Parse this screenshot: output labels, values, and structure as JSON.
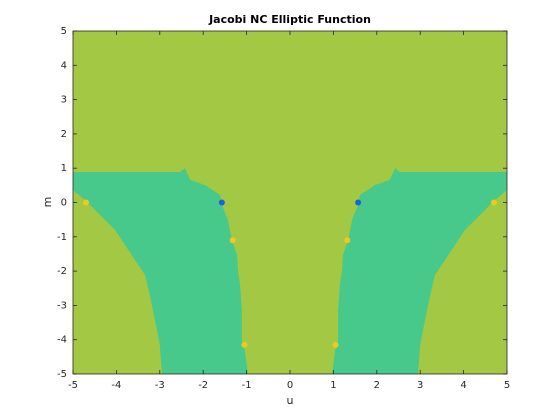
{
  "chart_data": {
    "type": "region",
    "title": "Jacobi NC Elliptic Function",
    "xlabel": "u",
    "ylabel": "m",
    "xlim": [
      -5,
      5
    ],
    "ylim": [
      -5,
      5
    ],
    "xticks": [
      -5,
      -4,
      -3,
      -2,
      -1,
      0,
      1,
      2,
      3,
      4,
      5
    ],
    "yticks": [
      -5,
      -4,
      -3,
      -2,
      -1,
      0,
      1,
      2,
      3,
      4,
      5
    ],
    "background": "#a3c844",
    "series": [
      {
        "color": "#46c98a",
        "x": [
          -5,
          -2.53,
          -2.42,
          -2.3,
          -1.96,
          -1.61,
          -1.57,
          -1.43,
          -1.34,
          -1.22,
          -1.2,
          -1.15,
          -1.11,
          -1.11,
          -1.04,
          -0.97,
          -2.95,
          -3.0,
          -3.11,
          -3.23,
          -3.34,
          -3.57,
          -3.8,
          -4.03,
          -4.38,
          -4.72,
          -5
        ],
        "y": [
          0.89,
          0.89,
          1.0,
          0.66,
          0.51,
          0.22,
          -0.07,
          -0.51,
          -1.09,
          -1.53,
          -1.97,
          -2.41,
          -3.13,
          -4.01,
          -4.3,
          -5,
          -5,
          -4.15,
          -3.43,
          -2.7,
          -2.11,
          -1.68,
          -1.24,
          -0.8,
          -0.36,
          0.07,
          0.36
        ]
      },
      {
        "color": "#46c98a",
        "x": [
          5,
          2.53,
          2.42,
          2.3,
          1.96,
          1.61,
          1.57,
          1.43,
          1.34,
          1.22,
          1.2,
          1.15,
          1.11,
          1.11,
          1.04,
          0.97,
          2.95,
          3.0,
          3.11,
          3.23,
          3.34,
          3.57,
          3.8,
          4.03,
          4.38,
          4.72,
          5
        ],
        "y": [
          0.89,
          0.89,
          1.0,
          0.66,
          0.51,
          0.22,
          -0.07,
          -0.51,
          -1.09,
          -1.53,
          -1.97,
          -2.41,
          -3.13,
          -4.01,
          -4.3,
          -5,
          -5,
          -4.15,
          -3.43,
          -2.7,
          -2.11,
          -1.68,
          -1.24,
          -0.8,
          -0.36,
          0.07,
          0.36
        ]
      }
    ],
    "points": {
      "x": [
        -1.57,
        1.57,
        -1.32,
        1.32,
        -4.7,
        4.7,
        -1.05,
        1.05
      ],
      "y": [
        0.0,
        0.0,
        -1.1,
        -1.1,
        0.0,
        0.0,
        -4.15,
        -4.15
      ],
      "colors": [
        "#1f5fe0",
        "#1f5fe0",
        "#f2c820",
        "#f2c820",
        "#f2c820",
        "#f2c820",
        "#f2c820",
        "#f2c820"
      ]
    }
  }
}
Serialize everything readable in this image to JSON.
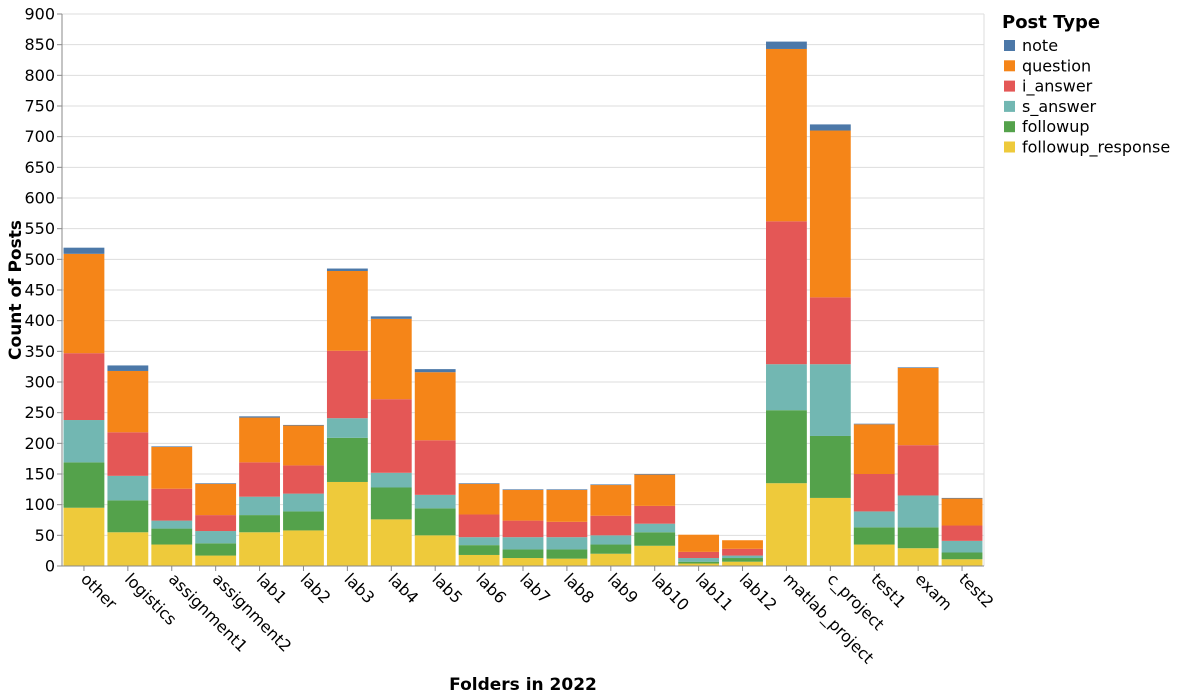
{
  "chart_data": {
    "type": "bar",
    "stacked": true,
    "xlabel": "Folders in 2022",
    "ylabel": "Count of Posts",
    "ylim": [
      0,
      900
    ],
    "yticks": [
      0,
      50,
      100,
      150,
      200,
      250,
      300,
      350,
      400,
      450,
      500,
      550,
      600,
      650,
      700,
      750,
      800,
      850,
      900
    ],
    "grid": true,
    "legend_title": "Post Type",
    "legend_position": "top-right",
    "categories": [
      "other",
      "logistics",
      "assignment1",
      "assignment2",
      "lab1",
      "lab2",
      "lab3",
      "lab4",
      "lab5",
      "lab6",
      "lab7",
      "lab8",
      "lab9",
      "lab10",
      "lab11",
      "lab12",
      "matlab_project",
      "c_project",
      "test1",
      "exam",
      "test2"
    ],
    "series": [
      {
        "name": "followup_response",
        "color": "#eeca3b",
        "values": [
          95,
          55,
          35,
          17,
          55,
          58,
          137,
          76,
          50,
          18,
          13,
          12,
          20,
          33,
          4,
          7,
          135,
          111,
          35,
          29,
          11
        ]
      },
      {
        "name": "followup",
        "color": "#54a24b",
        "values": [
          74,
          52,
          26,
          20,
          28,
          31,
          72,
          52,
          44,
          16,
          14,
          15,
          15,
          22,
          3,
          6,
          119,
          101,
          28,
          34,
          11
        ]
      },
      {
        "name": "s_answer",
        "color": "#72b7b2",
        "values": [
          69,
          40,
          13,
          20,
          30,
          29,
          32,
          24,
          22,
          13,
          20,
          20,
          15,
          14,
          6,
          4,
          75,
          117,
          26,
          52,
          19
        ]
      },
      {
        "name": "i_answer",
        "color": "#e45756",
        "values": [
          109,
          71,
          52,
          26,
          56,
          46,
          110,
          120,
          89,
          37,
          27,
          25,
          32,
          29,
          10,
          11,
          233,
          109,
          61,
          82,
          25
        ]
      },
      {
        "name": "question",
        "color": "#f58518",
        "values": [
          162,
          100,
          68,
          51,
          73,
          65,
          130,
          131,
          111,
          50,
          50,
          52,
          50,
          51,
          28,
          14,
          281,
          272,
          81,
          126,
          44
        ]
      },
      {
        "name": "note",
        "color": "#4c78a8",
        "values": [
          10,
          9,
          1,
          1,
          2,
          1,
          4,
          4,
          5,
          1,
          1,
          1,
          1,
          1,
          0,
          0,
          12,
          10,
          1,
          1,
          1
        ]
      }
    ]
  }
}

• • • •

(Task prompt): Omit every picture, and otherwise quote the entries exactly.

(Output of the exercise):
Parse this screenshot: output labels, values, and structure as JSON.
{
  "chart_data": {
    "type": "region",
    "title": "Jacobi NC Elliptic Function",
    "xlabel": "u",
    "ylabel": "m",
    "xlim": [
      -5,
      5
    ],
    "ylim": [
      -5,
      5
    ],
    "xticks": [
      -5,
      -4,
      -3,
      -2,
      -1,
      0,
      1,
      2,
      3,
      4,
      5
    ],
    "yticks": [
      -5,
      -4,
      -3,
      -2,
      -1,
      0,
      1,
      2,
      3,
      4,
      5
    ],
    "background": "#a3c844",
    "series": [
      {
        "color": "#46c98a",
        "x": [
          -5,
          -2.53,
          -2.42,
          -2.3,
          -1.96,
          -1.61,
          -1.57,
          -1.43,
          -1.34,
          -1.22,
          -1.2,
          -1.15,
          -1.11,
          -1.11,
          -1.04,
          -0.97,
          -2.95,
          -3.0,
          -3.11,
          -3.23,
          -3.34,
          -3.57,
          -3.8,
          -4.03,
          -4.38,
          -4.72,
          -5
        ],
        "y": [
          0.89,
          0.89,
          1.0,
          0.66,
          0.51,
          0.22,
          -0.07,
          -0.51,
          -1.09,
          -1.53,
          -1.97,
          -2.41,
          -3.13,
          -4.01,
          -4.3,
          -5,
          -5,
          -4.15,
          -3.43,
          -2.7,
          -2.11,
          -1.68,
          -1.24,
          -0.8,
          -0.36,
          0.07,
          0.36
        ]
      },
      {
        "color": "#46c98a",
        "x": [
          5,
          2.53,
          2.42,
          2.3,
          1.96,
          1.61,
          1.57,
          1.43,
          1.34,
          1.22,
          1.2,
          1.15,
          1.11,
          1.11,
          1.04,
          0.97,
          2.95,
          3.0,
          3.11,
          3.23,
          3.34,
          3.57,
          3.8,
          4.03,
          4.38,
          4.72,
          5
        ],
        "y": [
          0.89,
          0.89,
          1.0,
          0.66,
          0.51,
          0.22,
          -0.07,
          -0.51,
          -1.09,
          -1.53,
          -1.97,
          -2.41,
          -3.13,
          -4.01,
          -4.3,
          -5,
          -5,
          -4.15,
          -3.43,
          -2.7,
          -2.11,
          -1.68,
          -1.24,
          -0.8,
          -0.36,
          0.07,
          0.36
        ]
      }
    ],
    "points": {
      "x": [
        -1.57,
        1.57,
        -1.32,
        1.32,
        -4.7,
        4.7,
        -1.05,
        1.05
      ],
      "y": [
        0.0,
        0.0,
        -1.1,
        -1.1,
        0.0,
        0.0,
        -4.15,
        -4.15
      ],
      "colors": [
        "#1f5fe0",
        "#1f5fe0",
        "#f2c820",
        "#f2c820",
        "#f2c820",
        "#f2c820",
        "#f2c820",
        "#f2c820"
      ]
    }
  }
}
Serialize everything readable in this image to JSON.
{
  "chart_data": {
    "type": "bar",
    "stacked": true,
    "xlabel": "Folders in 2022",
    "ylabel": "Count of Posts",
    "ylim": [
      0,
      900
    ],
    "yticks": [
      0,
      50,
      100,
      150,
      200,
      250,
      300,
      350,
      400,
      450,
      500,
      550,
      600,
      650,
      700,
      750,
      800,
      850,
      900
    ],
    "grid": true,
    "legend_title": "Post Type",
    "legend_position": "top-right",
    "categories": [
      "other",
      "logistics",
      "assignment1",
      "assignment2",
      "lab1",
      "lab2",
      "lab3",
      "lab4",
      "lab5",
      "lab6",
      "lab7",
      "lab8",
      "lab9",
      "lab10",
      "lab11",
      "lab12",
      "matlab_project",
      "c_project",
      "test1",
      "exam",
      "test2"
    ],
    "series": [
      {
        "name": "followup_response",
        "color": "#eeca3b",
        "values": [
          95,
          55,
          35,
          17,
          55,
          58,
          137,
          76,
          50,
          18,
          13,
          12,
          20,
          33,
          4,
          7,
          135,
          111,
          35,
          29,
          11
        ]
      },
      {
        "name": "followup",
        "color": "#54a24b",
        "values": [
          74,
          52,
          26,
          20,
          28,
          31,
          72,
          52,
          44,
          16,
          14,
          15,
          15,
          22,
          3,
          6,
          119,
          101,
          28,
          34,
          11
        ]
      },
      {
        "name": "s_answer",
        "color": "#72b7b2",
        "values": [
          69,
          40,
          13,
          20,
          30,
          29,
          32,
          24,
          22,
          13,
          20,
          20,
          15,
          14,
          6,
          4,
          75,
          117,
          26,
          52,
          19
        ]
      },
      {
        "name": "i_answer",
        "color": "#e45756",
        "values": [
          109,
          71,
          52,
          26,
          56,
          46,
          110,
          120,
          89,
          37,
          27,
          25,
          32,
          29,
          10,
          11,
          233,
          109,
          61,
          82,
          25
        ]
      },
      {
        "name": "question",
        "color": "#f58518",
        "values": [
          162,
          100,
          68,
          51,
          73,
          65,
          130,
          131,
          111,
          50,
          50,
          52,
          50,
          51,
          28,
          14,
          281,
          272,
          81,
          126,
          44
        ]
      },
      {
        "name": "note",
        "color": "#4c78a8",
        "values": [
          10,
          9,
          1,
          1,
          2,
          1,
          4,
          4,
          5,
          1,
          1,
          1,
          1,
          1,
          0,
          0,
          12,
          10,
          1,
          1,
          1
        ]
      }
    ]
  }
}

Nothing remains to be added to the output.